| Brief |
Copy out lines with the word "Brian" from the material that follows.

| Supplied records |
####
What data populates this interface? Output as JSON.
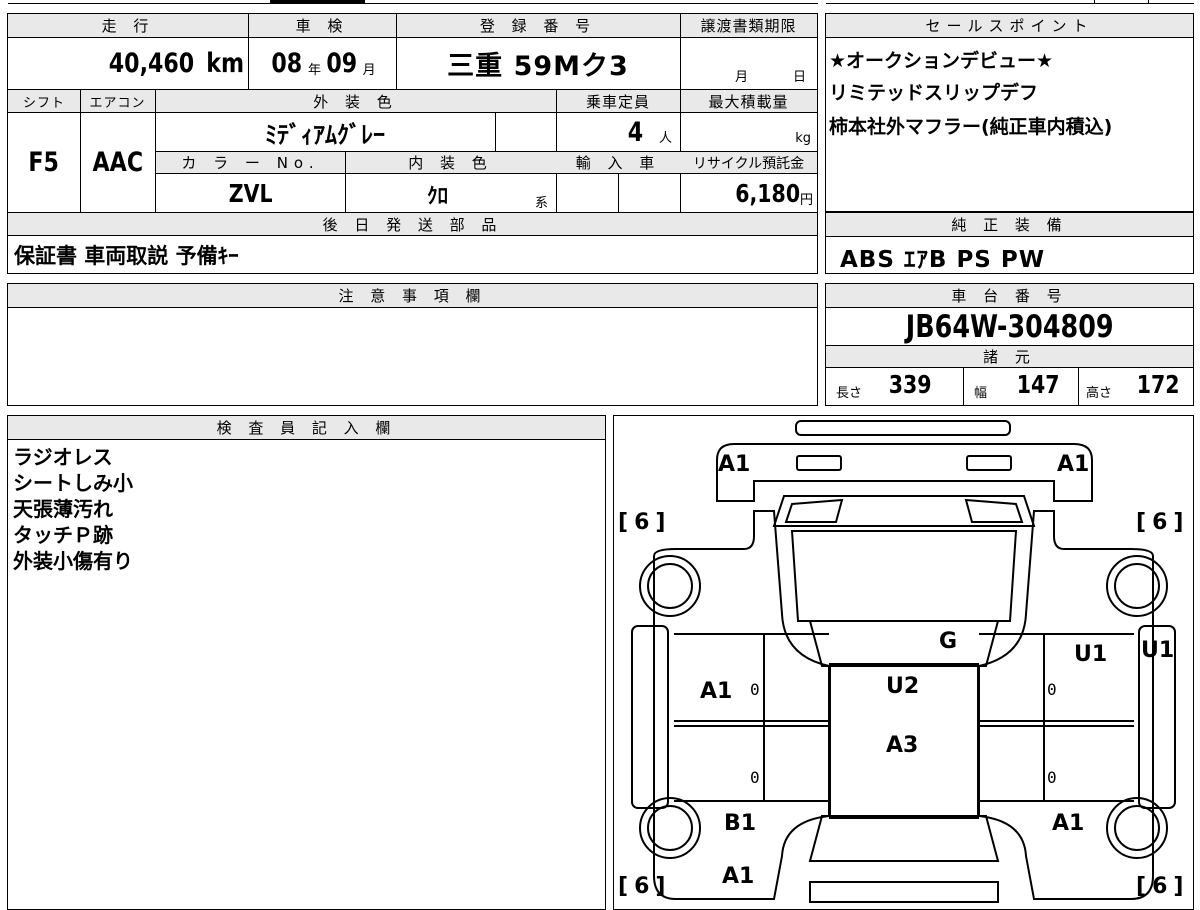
{
  "header": {
    "mileage_label": "走 行",
    "shaken_label": "車 検",
    "reg_label": "登 録 番 号",
    "transfer_label": "譲渡書類期限",
    "sales_label": "セールスポイント"
  },
  "vehicle": {
    "mileage_value": "40,460",
    "mileage_unit": "km",
    "shaken_year": "08",
    "shaken_year_unit": "年",
    "shaken_month": "09",
    "shaken_month_unit": "月",
    "registration": "三重 59Mク3",
    "transfer_month_unit": "月",
    "transfer_day_unit": "日"
  },
  "row2": {
    "shift_label": "シフト",
    "aircon_label": "エアコン",
    "exterior_label": "外 装 色",
    "capacity_label": "乗車定員",
    "load_label": "最大積載量",
    "shift_value": "F5",
    "aircon_value": "AAC",
    "exterior_value": "ﾐﾃﾞｨｱﾑｸﾞﾚｰ",
    "capacity_value": "4",
    "capacity_unit": "人",
    "load_unit": "kg",
    "color_no_label": "カ ラ ー No.",
    "interior_label": "内 装 色",
    "import_label": "輸 入 車",
    "recycle_label": "リサイクル預託金",
    "color_no_value": "ZVL",
    "interior_value": "ｸﾛ",
    "interior_unit": "系",
    "recycle_value": "6,180",
    "recycle_unit": "円"
  },
  "sales_points": [
    "★オークションデビュー★",
    "リミテッドスリップデフ",
    "柿本社外マフラー(純正車内積込)"
  ],
  "later_parts": {
    "label": "後 日 発 送 部 品",
    "value": "保証書 車両取説 予備ｷｰ"
  },
  "equipment": {
    "label": "純 正 装 備",
    "value": "ABS ｴｱB PS PW"
  },
  "notes": {
    "label": "注 意 事 項 欄"
  },
  "chassis": {
    "label": "車 台 番 号",
    "value": "JB64W-304809",
    "specs_label": "諸 元",
    "length_label": "長さ",
    "length_value": "339",
    "width_label": "幅",
    "width_value": "147",
    "height_label": "高さ",
    "height_value": "172"
  },
  "inspector": {
    "label": "検 査 員 記 入 欄",
    "lines": [
      "ラジオレス",
      "シートしみ小",
      "天張薄汚れ",
      "タッチＰ跡",
      "外装小傷有り"
    ]
  },
  "diagram": {
    "marks": {
      "front_left": "A1",
      "front_right": "A1",
      "tire_fl": "6",
      "tire_fr": "6",
      "tire_rl": "6",
      "tire_rr": "6",
      "glass": "G",
      "roof": "U2",
      "right_front_door": "U1",
      "right_side": "U1",
      "left_front_door": "A1",
      "roof_rear": "A3",
      "left_rear": "B1",
      "right_rear": "A1",
      "rear": "A1",
      "zero_lf": "0",
      "zero_lr": "0",
      "zero_rf": "0",
      "zero_rr": "0"
    }
  }
}
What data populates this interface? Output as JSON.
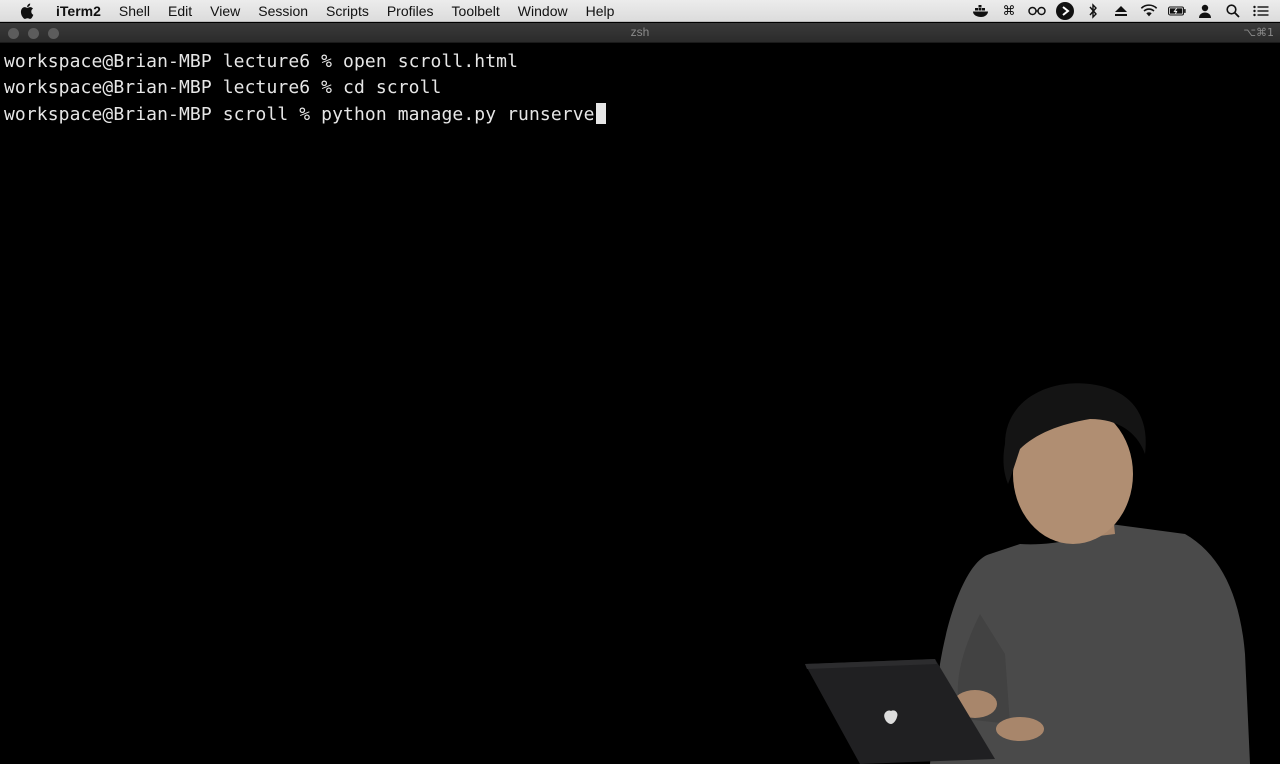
{
  "menubar": {
    "apple_icon": "apple-logo-icon",
    "items": [
      "iTerm2",
      "Shell",
      "Edit",
      "View",
      "Session",
      "Scripts",
      "Profiles",
      "Toolbelt",
      "Window",
      "Help"
    ],
    "status_icons": [
      "docker-icon",
      "command-icon",
      "glasses-icon",
      "play-circle-icon",
      "bluetooth-icon",
      "eject-icon",
      "wifi-icon",
      "battery-charging-icon",
      "user-icon",
      "search-icon",
      "list-icon"
    ]
  },
  "window": {
    "title": "zsh",
    "shortcut": "⌥⌘1"
  },
  "terminal": {
    "lines": [
      "workspace@Brian-MBP lecture6 % open scroll.html",
      "workspace@Brian-MBP lecture6 % cd scroll",
      "workspace@Brian-MBP scroll % python manage.py runserve"
    ]
  }
}
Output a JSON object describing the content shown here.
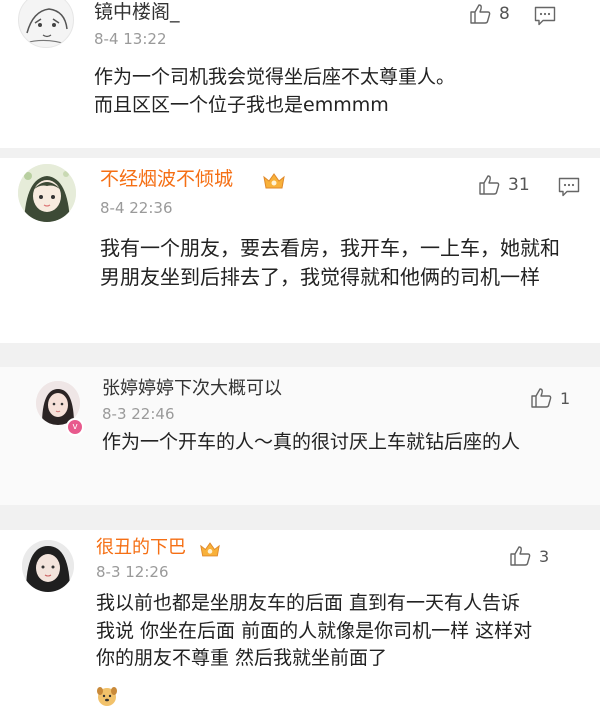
####
| Answer to the problem |
      "workspace@Brian-MBP lecture6 % open scroll.html",
      "workspace@Brian-MBP lecture6 % cd scroll",
      "workspace@Brian-MBP scroll % python manage.py runserve"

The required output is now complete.